-------- Records supplied

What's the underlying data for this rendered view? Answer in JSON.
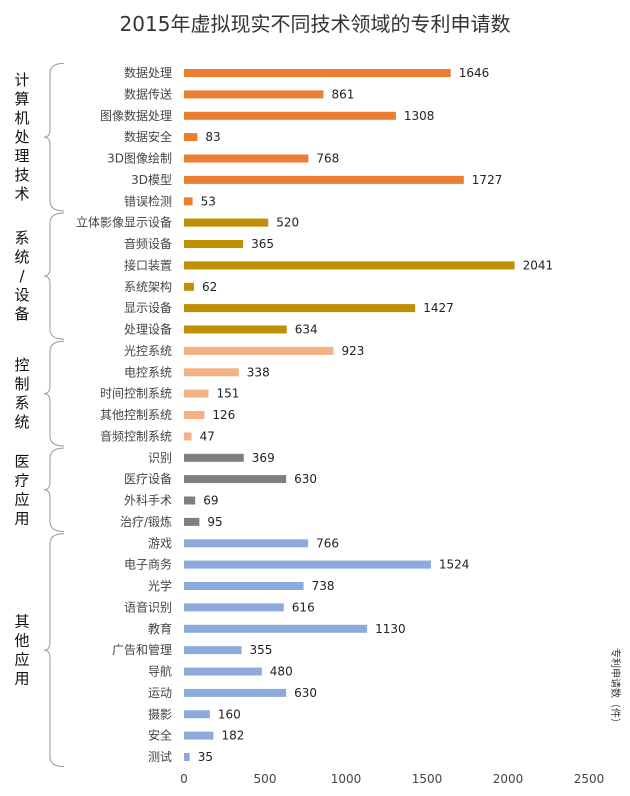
{
  "chart_data": {
    "type": "bar",
    "orientation": "horizontal",
    "title": "2015年虚拟现实不同技术领域的专利申请数",
    "xlabel": "专利申请数（件）",
    "xlim": [
      0,
      2500
    ],
    "xticks": [
      0,
      500,
      1000,
      1500,
      2000,
      2500
    ],
    "grid": false,
    "groups": [
      {
        "name": "计算机处理技术",
        "color": "#ed7d31",
        "categories": [
          "数据处理",
          "数据传送",
          "图像数据处理",
          "数据安全",
          "3D图像绘制",
          "3D模型",
          "错误检测"
        ],
        "values": [
          1646,
          861,
          1308,
          83,
          768,
          1727,
          53
        ]
      },
      {
        "name": "系统/设备",
        "color": "#bf9000",
        "categories": [
          "立体影像显示设备",
          "音频设备",
          "接口装置",
          "系统架构",
          "显示设备",
          "处理设备"
        ],
        "values": [
          520,
          365,
          2041,
          62,
          1427,
          634
        ]
      },
      {
        "name": "控制系统",
        "color": "#f4b183",
        "categories": [
          "光控系统",
          "电控系统",
          "时间控制系统",
          "其他控制系统",
          "音频控制系统"
        ],
        "values": [
          923,
          338,
          151,
          126,
          47
        ]
      },
      {
        "name": "医疗应用",
        "color": "#7f7f7f",
        "categories": [
          "识别",
          "医疗设备",
          "外科手术",
          "治疗/锻炼"
        ],
        "values": [
          369,
          630,
          69,
          95
        ]
      },
      {
        "name": "其他应用",
        "color": "#8eaadb",
        "categories": [
          "游戏",
          "电子商务",
          "光学",
          "语音识别",
          "教育",
          "广告和管理",
          "导航",
          "运动",
          "摄影",
          "安全",
          "测试"
        ],
        "values": [
          766,
          1524,
          738,
          616,
          1130,
          355,
          480,
          630,
          160,
          182,
          35
        ]
      }
    ]
  }
}
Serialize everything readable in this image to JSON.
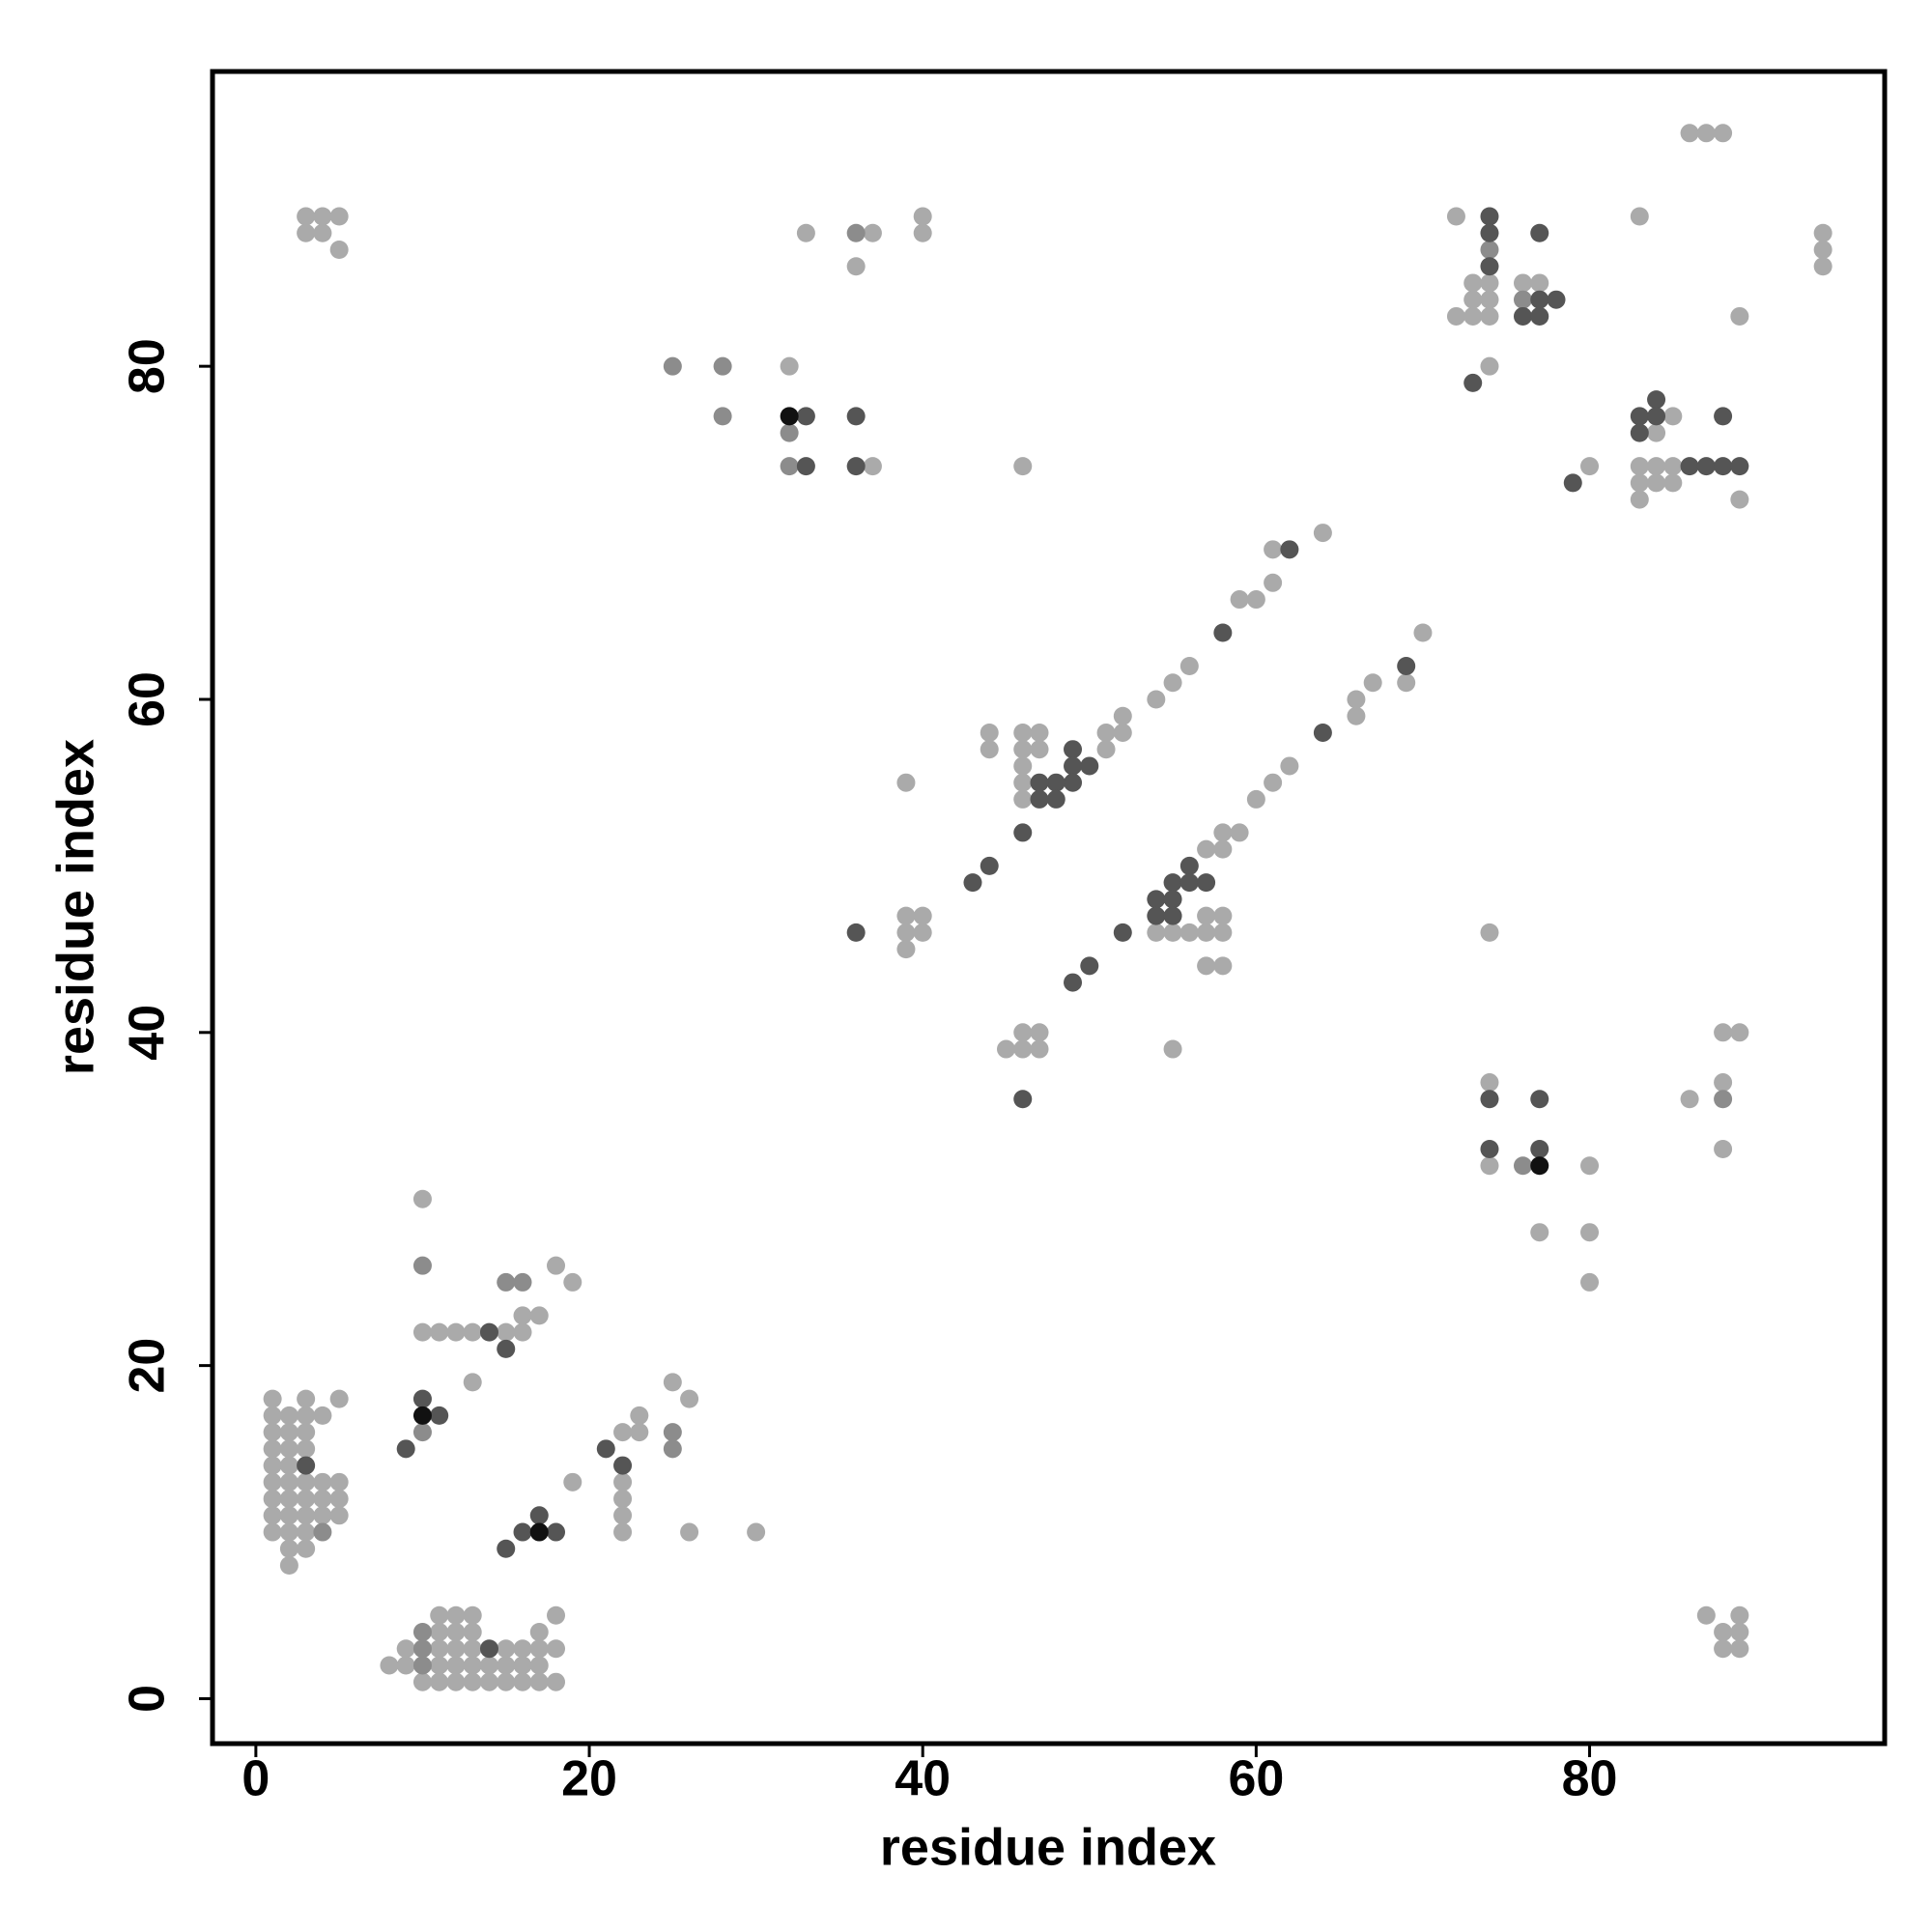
{
  "chart_data": {
    "type": "scatter",
    "xlabel": "residue index",
    "ylabel": "residue index",
    "xlim": [
      -2.6,
      97.7
    ],
    "ylim": [
      -2.7,
      97.7
    ],
    "xticks": [
      0,
      20,
      40,
      60,
      80
    ],
    "yticks": [
      0,
      20,
      40,
      60,
      80
    ],
    "grid": false,
    "series": [
      {
        "color": "#aaaaaa",
        "x": [
          3,
          4,
          5,
          3,
          4,
          5,
          33,
          37,
          36,
          40,
          40,
          32,
          37,
          46,
          72,
          72,
          73,
          73,
          73,
          74,
          74,
          74,
          74,
          76,
          77,
          80,
          83,
          83,
          83,
          83,
          84,
          84,
          84,
          85,
          85,
          85,
          89,
          89,
          86,
          87,
          88,
          94,
          94,
          94,
          61,
          64,
          59,
          60,
          61,
          70,
          69,
          67,
          66,
          66,
          62,
          61,
          60,
          59,
          58,
          58,
          57,
          54,
          55,
          56,
          52,
          52,
          51,
          51,
          46,
          46,
          46,
          46,
          46,
          47,
          47,
          44,
          44,
          39,
          39,
          40,
          39,
          40,
          39,
          54,
          55,
          56,
          57,
          58,
          57,
          58,
          57,
          58,
          55,
          45,
          46,
          47,
          46,
          47,
          74,
          74,
          74,
          77,
          80,
          80,
          80,
          86,
          88,
          89,
          88,
          88,
          87,
          88,
          89,
          89,
          88,
          89,
          1,
          1,
          1,
          1,
          1,
          1,
          1,
          1,
          1,
          2,
          2,
          2,
          2,
          2,
          2,
          2,
          2,
          2,
          2,
          3,
          3,
          3,
          3,
          3,
          3,
          3,
          3,
          3,
          4,
          4,
          4,
          4,
          5,
          5,
          5,
          5,
          10,
          10,
          11,
          12,
          13,
          15,
          16,
          16,
          17,
          18,
          19,
          13,
          22,
          22,
          22,
          22,
          22,
          23,
          23,
          25,
          26,
          26,
          30,
          19,
          8,
          9,
          9,
          10,
          11,
          11,
          11,
          11,
          11,
          12,
          12,
          12,
          12,
          12,
          13,
          13,
          13,
          13,
          13,
          14,
          14,
          15,
          15,
          15,
          16,
          16,
          16,
          17,
          17,
          17,
          17,
          18,
          18,
          18
        ],
        "y": [
          89,
          89,
          89,
          88,
          88,
          87,
          88,
          88,
          86,
          89,
          88,
          80,
          74,
          74,
          89,
          83,
          85,
          84,
          83,
          85,
          84,
          83,
          80,
          85,
          85,
          74,
          89,
          74,
          73,
          72,
          76,
          74,
          73,
          77,
          74,
          73,
          72,
          83,
          94,
          94,
          94,
          88,
          87,
          86,
          69,
          70,
          66,
          66,
          67,
          64,
          61,
          61,
          60,
          59,
          56,
          55,
          54,
          52,
          52,
          51,
          51,
          60,
          61,
          62,
          59,
          58,
          58,
          57,
          58,
          57,
          56,
          55,
          54,
          58,
          57,
          58,
          57,
          55,
          47,
          47,
          46,
          46,
          45,
          46,
          46,
          46,
          46,
          46,
          47,
          47,
          44,
          44,
          39,
          39,
          39,
          39,
          40,
          40,
          46,
          37,
          32,
          28,
          32,
          28,
          25,
          36,
          40,
          40,
          37,
          33,
          5,
          4,
          5,
          4,
          3,
          3,
          10,
          11,
          12,
          13,
          14,
          15,
          16,
          17,
          18,
          8,
          9,
          10,
          11,
          12,
          13,
          14,
          15,
          16,
          17,
          9,
          10,
          11,
          12,
          13,
          15,
          16,
          17,
          18,
          11,
          12,
          13,
          17,
          11,
          12,
          13,
          18,
          30,
          22,
          22,
          22,
          22,
          22,
          22,
          23,
          23,
          26,
          25,
          19,
          16,
          13,
          12,
          11,
          10,
          17,
          16,
          19,
          18,
          10,
          10,
          13,
          2,
          3,
          2,
          1,
          1,
          2,
          3,
          4,
          5,
          1,
          2,
          3,
          4,
          5,
          1,
          2,
          3,
          4,
          5,
          1,
          2,
          1,
          2,
          3,
          1,
          2,
          3,
          1,
          2,
          3,
          4,
          1,
          3,
          5
        ]
      },
      {
        "color": "#8c8c8c",
        "x": [
          36,
          25,
          28,
          28,
          32,
          32,
          74,
          76,
          76,
          88,
          4,
          10,
          15,
          16,
          10,
          25,
          25,
          10,
          10,
          10
        ],
        "y": [
          88,
          80,
          80,
          77,
          76,
          74,
          87,
          84,
          32,
          36,
          10,
          26,
          25,
          25,
          16,
          16,
          15,
          4,
          3,
          2
        ]
      },
      {
        "color": "#555555",
        "x": [
          33,
          36,
          33,
          36,
          73,
          74,
          74,
          74,
          76,
          77,
          77,
          77,
          78,
          79,
          83,
          83,
          84,
          84,
          86,
          87,
          88,
          89,
          88,
          62,
          58,
          69,
          64,
          50,
          49,
          49,
          49,
          48,
          48,
          47,
          47,
          46,
          44,
          43,
          36,
          52,
          50,
          49,
          54,
          54,
          55,
          55,
          55,
          56,
          56,
          57,
          46,
          74,
          74,
          77,
          77,
          3,
          14,
          15,
          10,
          11,
          9,
          21,
          22,
          15,
          16,
          17,
          18,
          14
        ],
        "y": [
          77,
          77,
          74,
          74,
          79,
          89,
          88,
          86,
          83,
          88,
          84,
          83,
          84,
          73,
          77,
          76,
          78,
          77,
          74,
          74,
          74,
          74,
          77,
          69,
          64,
          62,
          58,
          56,
          57,
          56,
          55,
          55,
          54,
          55,
          54,
          52,
          50,
          49,
          46,
          46,
          44,
          43,
          48,
          47,
          49,
          48,
          47,
          50,
          49,
          49,
          36,
          36,
          33,
          36,
          33,
          14,
          22,
          21,
          18,
          17,
          15,
          15,
          14,
          9,
          10,
          11,
          10,
          3
        ]
      },
      {
        "color": "#111111",
        "x": [
          32,
          77,
          10,
          17
        ],
        "y": [
          77,
          32,
          17,
          10
        ]
      }
    ]
  }
}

----------------

**What to produce**.
Using the records above, list each line that includes "JSON".

**Result**.
What's the underlying data for this rendered view? Answer in JSON.
Serialize everything readable in this image to JSON.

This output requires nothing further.